__Objective__. Copy every line of the records below that holds the word "screenshot".

--- BEGIN Record extracts ---

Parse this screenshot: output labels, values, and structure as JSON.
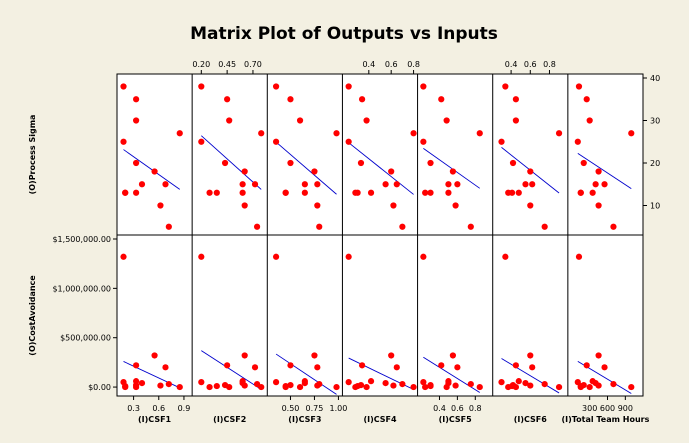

--- END Record extracts ---
--- BEGIN Record extracts ---

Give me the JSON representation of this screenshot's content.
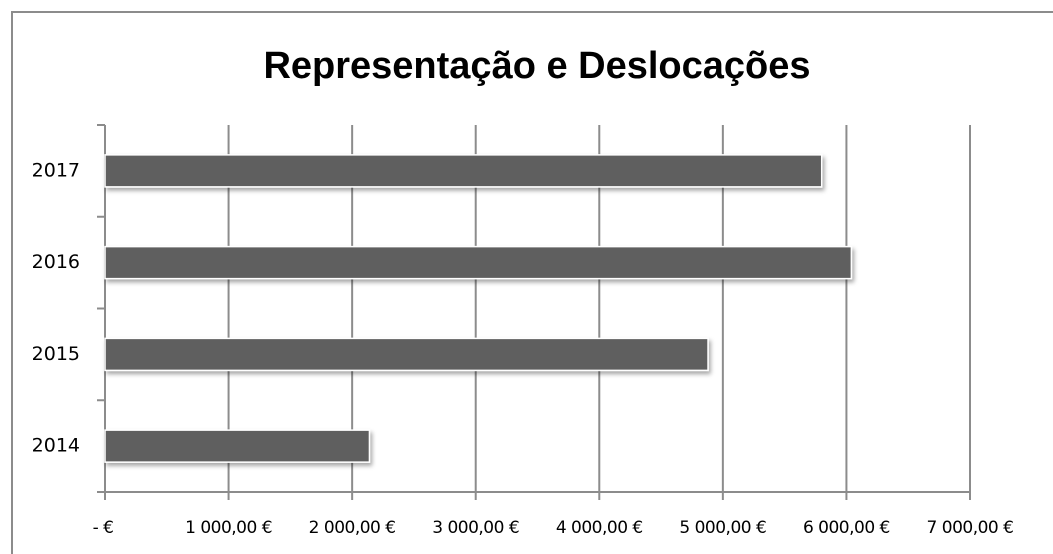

--- END Record extracts ---
--- BEGIN Record extracts ---

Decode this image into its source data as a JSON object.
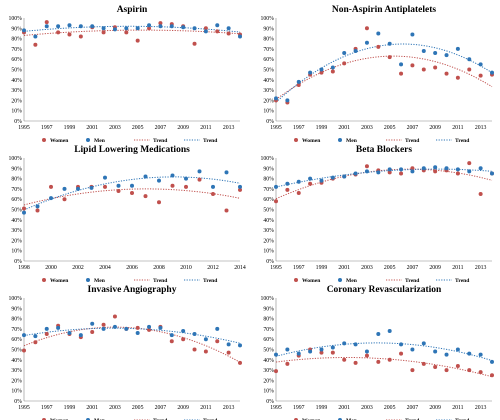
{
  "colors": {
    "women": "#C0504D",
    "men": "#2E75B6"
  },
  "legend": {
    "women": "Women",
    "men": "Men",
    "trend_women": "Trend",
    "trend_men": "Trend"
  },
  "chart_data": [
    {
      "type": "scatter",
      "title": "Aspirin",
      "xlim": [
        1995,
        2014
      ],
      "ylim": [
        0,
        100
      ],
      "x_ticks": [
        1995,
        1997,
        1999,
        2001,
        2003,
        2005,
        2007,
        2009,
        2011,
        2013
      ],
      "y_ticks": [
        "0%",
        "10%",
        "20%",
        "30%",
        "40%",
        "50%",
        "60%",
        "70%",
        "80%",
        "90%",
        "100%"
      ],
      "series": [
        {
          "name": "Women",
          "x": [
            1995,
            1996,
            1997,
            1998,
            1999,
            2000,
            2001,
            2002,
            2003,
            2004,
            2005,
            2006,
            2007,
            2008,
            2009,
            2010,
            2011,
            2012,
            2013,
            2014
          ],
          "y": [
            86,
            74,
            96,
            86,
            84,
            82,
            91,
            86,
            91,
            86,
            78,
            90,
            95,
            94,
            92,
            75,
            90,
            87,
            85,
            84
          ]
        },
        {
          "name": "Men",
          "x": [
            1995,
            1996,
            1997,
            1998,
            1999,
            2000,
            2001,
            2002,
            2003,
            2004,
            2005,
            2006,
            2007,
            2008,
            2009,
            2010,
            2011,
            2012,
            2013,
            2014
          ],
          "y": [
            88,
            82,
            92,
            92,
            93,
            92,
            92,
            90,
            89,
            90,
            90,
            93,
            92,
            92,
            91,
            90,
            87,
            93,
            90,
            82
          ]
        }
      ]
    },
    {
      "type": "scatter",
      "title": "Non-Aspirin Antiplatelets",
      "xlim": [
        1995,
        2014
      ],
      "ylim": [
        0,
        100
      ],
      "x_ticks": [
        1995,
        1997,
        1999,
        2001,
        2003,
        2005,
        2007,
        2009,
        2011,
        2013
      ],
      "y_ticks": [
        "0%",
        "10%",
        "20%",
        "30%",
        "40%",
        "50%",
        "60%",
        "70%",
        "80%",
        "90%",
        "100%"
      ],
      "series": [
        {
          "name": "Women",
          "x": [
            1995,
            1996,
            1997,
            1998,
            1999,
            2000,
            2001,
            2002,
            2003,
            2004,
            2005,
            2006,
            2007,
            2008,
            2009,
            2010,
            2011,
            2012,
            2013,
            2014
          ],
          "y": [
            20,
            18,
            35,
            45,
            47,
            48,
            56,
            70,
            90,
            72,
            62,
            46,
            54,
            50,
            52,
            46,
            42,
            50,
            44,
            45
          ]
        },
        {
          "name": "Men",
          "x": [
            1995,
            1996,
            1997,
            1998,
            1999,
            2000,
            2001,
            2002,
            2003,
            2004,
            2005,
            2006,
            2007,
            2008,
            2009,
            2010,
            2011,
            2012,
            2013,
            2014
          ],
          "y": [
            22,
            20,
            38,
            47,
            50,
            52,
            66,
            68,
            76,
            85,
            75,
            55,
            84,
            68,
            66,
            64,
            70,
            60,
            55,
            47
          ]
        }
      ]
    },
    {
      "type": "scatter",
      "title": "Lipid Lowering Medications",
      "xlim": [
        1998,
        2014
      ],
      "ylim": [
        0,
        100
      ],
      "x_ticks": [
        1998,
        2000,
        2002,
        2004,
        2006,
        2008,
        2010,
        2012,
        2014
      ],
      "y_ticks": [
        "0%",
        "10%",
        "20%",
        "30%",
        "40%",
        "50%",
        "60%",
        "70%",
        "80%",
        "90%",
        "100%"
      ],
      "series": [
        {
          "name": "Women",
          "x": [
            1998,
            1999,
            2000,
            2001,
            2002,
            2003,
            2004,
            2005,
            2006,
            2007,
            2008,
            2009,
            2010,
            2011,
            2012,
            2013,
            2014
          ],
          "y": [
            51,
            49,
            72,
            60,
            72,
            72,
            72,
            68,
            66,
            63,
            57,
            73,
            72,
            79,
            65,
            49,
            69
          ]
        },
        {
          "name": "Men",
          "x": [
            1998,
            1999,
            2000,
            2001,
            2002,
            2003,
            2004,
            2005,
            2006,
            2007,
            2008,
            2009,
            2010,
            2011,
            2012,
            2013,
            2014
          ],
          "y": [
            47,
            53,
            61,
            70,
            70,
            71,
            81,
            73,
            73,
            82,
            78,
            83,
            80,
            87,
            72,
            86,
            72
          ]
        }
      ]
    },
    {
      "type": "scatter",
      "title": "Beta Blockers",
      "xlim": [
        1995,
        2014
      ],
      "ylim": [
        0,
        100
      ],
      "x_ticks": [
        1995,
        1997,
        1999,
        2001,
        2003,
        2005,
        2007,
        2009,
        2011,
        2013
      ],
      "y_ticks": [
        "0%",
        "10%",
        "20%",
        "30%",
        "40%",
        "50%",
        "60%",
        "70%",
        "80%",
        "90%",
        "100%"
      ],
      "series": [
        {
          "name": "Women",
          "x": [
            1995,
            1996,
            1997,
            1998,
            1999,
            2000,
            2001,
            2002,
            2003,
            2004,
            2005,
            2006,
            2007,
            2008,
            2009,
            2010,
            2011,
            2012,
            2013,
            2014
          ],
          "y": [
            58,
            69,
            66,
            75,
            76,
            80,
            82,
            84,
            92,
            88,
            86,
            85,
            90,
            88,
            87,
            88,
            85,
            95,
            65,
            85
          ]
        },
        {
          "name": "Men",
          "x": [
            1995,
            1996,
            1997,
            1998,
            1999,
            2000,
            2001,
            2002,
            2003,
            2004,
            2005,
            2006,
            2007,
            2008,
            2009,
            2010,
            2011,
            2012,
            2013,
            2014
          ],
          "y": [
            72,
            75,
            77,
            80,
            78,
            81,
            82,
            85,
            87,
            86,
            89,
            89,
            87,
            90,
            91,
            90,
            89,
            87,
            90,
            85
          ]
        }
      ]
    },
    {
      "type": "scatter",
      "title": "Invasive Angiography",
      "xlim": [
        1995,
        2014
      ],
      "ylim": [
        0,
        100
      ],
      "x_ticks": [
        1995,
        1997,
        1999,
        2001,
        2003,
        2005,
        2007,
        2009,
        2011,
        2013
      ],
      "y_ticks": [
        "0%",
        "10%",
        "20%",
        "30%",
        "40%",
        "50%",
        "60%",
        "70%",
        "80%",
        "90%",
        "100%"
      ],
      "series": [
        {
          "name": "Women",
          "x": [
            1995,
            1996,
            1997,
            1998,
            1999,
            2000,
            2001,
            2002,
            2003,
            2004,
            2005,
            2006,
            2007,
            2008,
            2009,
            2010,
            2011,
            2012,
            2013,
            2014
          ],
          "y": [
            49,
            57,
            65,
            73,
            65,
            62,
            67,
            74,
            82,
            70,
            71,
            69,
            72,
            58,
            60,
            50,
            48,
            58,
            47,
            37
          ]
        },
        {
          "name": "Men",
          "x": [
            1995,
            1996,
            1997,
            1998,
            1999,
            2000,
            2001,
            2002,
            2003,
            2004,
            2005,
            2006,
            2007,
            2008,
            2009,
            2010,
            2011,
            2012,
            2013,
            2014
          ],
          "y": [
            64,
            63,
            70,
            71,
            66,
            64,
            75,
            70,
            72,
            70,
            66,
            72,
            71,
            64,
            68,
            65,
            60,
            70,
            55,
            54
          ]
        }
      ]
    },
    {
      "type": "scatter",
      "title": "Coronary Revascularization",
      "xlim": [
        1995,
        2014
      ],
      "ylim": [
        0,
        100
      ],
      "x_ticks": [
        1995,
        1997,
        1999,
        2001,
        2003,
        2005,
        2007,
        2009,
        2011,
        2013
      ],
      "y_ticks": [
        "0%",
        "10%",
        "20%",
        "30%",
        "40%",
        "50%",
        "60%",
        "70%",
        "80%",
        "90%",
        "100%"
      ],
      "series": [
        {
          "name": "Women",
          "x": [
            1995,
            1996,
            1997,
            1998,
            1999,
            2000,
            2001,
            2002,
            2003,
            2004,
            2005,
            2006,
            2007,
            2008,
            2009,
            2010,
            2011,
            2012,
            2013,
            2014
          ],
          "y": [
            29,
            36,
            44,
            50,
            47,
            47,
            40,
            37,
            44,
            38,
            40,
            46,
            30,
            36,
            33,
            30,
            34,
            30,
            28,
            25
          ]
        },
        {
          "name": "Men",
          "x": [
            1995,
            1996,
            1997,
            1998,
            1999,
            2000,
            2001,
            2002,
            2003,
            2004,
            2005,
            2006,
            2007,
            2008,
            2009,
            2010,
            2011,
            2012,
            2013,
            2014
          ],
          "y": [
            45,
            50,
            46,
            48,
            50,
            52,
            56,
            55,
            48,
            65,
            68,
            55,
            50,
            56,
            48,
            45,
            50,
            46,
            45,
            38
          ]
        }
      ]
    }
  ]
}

--- END Record extracts ---

__Answer to the exercise__.
Parse this screenshot: output labels, values, and structure as JSON.
Give me the JSON representation of this screenshot's content.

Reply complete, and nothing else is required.